### Work to do
Reproduce the records exactly.

━━━━━ Extracted material

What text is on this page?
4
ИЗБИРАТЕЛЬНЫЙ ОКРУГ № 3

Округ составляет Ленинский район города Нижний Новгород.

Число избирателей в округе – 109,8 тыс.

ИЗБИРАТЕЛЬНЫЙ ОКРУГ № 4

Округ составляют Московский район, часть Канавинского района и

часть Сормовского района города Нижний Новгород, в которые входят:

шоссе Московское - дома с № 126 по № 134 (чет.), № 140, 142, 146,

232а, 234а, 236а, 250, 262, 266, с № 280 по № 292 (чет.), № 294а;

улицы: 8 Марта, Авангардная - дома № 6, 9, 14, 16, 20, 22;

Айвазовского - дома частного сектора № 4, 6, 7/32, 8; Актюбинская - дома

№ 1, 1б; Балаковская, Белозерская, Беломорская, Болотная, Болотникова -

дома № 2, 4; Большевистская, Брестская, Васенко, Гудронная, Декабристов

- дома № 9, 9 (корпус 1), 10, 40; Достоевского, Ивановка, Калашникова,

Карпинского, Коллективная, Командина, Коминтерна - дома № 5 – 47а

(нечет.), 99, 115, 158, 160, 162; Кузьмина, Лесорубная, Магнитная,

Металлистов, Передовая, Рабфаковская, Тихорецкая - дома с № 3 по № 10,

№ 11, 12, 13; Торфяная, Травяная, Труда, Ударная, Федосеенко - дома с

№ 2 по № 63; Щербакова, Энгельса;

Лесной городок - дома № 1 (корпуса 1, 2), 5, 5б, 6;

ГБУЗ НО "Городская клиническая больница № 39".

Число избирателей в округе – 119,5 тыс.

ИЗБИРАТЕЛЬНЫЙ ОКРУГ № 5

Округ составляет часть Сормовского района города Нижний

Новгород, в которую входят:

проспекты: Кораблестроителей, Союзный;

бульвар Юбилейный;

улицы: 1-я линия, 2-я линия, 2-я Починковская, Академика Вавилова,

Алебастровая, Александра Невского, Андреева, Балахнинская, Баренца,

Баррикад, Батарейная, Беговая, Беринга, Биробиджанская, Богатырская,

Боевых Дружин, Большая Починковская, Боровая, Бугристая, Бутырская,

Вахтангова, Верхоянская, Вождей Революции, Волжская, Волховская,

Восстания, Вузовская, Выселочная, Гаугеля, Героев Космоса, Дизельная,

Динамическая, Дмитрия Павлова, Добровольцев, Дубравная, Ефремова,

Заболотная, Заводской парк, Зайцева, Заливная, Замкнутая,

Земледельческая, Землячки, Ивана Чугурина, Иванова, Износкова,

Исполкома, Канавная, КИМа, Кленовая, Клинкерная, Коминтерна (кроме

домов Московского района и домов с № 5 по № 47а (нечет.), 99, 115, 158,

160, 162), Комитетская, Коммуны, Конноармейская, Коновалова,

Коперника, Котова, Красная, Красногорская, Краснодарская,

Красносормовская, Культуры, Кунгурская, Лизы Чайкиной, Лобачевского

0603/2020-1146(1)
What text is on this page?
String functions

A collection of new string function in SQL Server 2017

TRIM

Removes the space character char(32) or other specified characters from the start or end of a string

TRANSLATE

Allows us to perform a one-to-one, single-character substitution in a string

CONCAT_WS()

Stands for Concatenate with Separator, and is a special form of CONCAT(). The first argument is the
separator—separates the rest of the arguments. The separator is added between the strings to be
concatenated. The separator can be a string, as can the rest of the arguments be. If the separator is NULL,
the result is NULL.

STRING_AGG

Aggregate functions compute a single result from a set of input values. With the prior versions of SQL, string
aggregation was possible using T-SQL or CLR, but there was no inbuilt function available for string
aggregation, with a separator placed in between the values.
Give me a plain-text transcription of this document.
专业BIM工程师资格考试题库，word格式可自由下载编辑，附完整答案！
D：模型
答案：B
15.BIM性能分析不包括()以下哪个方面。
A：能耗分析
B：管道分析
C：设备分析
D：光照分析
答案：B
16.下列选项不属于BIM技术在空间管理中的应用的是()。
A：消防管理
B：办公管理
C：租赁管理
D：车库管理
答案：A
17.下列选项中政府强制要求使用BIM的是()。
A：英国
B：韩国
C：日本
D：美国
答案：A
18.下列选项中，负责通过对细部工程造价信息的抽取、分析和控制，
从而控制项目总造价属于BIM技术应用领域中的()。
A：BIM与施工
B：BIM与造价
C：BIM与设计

━━━━━━━━━━

### Expected answer
What text is on this page?
4
ИЗБИРАТЕЛЬНЫЙ ОКРУГ № 3

Округ составляет Ленинский район города Нижний Новгород.

Число избирателей в округе – 109,8 тыс.

ИЗБИРАТЕЛЬНЫЙ ОКРУГ № 4

Округ составляют Московский район, часть Канавинского района и

часть Сормовского района города Нижний Новгород, в которые входят:

шоссе Московское - дома с № 126 по № 134 (чет.), № 140, 142, 146,

232а, 234а, 236а, 250, 262, 266, с № 280 по № 292 (чет.), № 294а;

улицы: 8 Марта, Авангардная - дома № 6, 9, 14, 16, 20, 22;

Айвазовского - дома частного сектора № 4, 6, 7/32, 8; Актюбинская - дома

№ 1, 1б; Балаковская, Белозерская, Беломорская, Болотная, Болотникова -

дома № 2, 4; Большевистская, Брестская, Васенко, Гудронная, Декабристов

- дома № 9, 9 (корпус 1), 10, 40; Достоевского, Ивановка, Калашникова,

Карпинского, Коллективная, Командина, Коминтерна - дома № 5 – 47а

(нечет.), 99, 115, 158, 160, 162; Кузьмина, Лесорубная, Магнитная,

Металлистов, Передовая, Рабфаковская, Тихорецкая - дома с № 3 по № 10,

№ 11, 12, 13; Торфяная, Травяная, Труда, Ударная, Федосеенко - дома с

№ 2 по № 63; Щербакова, Энгельса;

Лесной городок - дома № 1 (корпуса 1, 2), 5, 5б, 6;

ГБУЗ НО "Городская клиническая больница № 39".

Число избирателей в округе – 119,5 тыс.

ИЗБИРАТЕЛЬНЫЙ ОКРУГ № 5

Округ составляет часть Сормовского района города Нижний

Новгород, в которую входят:

проспекты: Кораблестроителей, Союзный;

бульвар Юбилейный;

улицы: 1-я линия, 2-я линия, 2-я Починковская, Академика Вавилова,

Алебастровая, Александра Невского, Андреева, Балахнинская, Баренца,

Баррикад, Батарейная, Беговая, Беринга, Биробиджанская, Богатырская,

Боевых Дружин, Большая Починковская, Боровая, Бугристая, Бутырская,

Вахтангова, Верхоянская, Вождей Революции, Волжская, Волховская,

Восстания, Вузовская, Выселочная, Гаугеля, Героев Космоса, Дизельная,

Динамическая, Дмитрия Павлова, Добровольцев, Дубравная, Ефремова,

Заболотная, Заводской парк, Зайцева, Заливная, Замкнутая,

Земледельческая, Землячки, Ивана Чугурина, Иванова, Износкова,

Исполкома, Канавная, КИМа, Кленовая, Клинкерная, Коминтерна (кроме

домов Московского района и домов с № 5 по № 47а (нечет.), 99, 115, 158,

160, 162), Комитетская, Коммуны, Конноармейская, Коновалова,

Коперника, Котова, Красная, Красногорская, Краснодарская,

Красносормовская, Культуры, Кунгурская, Лизы Чайкиной, Лобачевского

0603/2020-1146(1)
What text is on this page?
String functions

A collection of new string function in SQL Server 2017

TRIM

Removes the space character char(32) or other specified characters from the start or end of a string

TRANSLATE

Allows us to perform a one-to-one, single-character substitution in a string

CONCAT_WS()

Stands for Concatenate with Separator, and is a special form of CONCAT(). The first argument is the
separator—separates the rest of the arguments. The separator is added between the strings to be
concatenated. The separator can be a string, as can the rest of the arguments be. If the separator is NULL,
the result is NULL.

STRING_AGG

Aggregate functions compute a single result from a set of input values. With the prior versions of SQL, string
aggregation was possible using T-SQL or CLR, but there was no inbuilt function available for string
aggregation, with a separator placed in between the values.
Give me a plain-text transcription of this document.
专业BIM工程师资格考试题库，word格式可自由下载编辑，附完整答案！
D：模型
答案：B
15.BIM性能分析不包括()以下哪个方面。
A：能耗分析
B：管道分析
C：设备分析
D：光照分析
答案：B
16.下列选项不属于BIM技术在空间管理中的应用的是()。
A：消防管理
B：办公管理
C：租赁管理
D：车库管理
答案：A
17.下列选项中政府强制要求使用BIM的是()。
A：英国
B：韩国
C：日本
D：美国
答案：A
18.下列选项中，负责通过对细部工程造价信息的抽取、分析和控制，
从而控制项目总造价属于BIM技术应用领域中的()。
A：BIM与施工
B：BIM与造价
C：BIM与设计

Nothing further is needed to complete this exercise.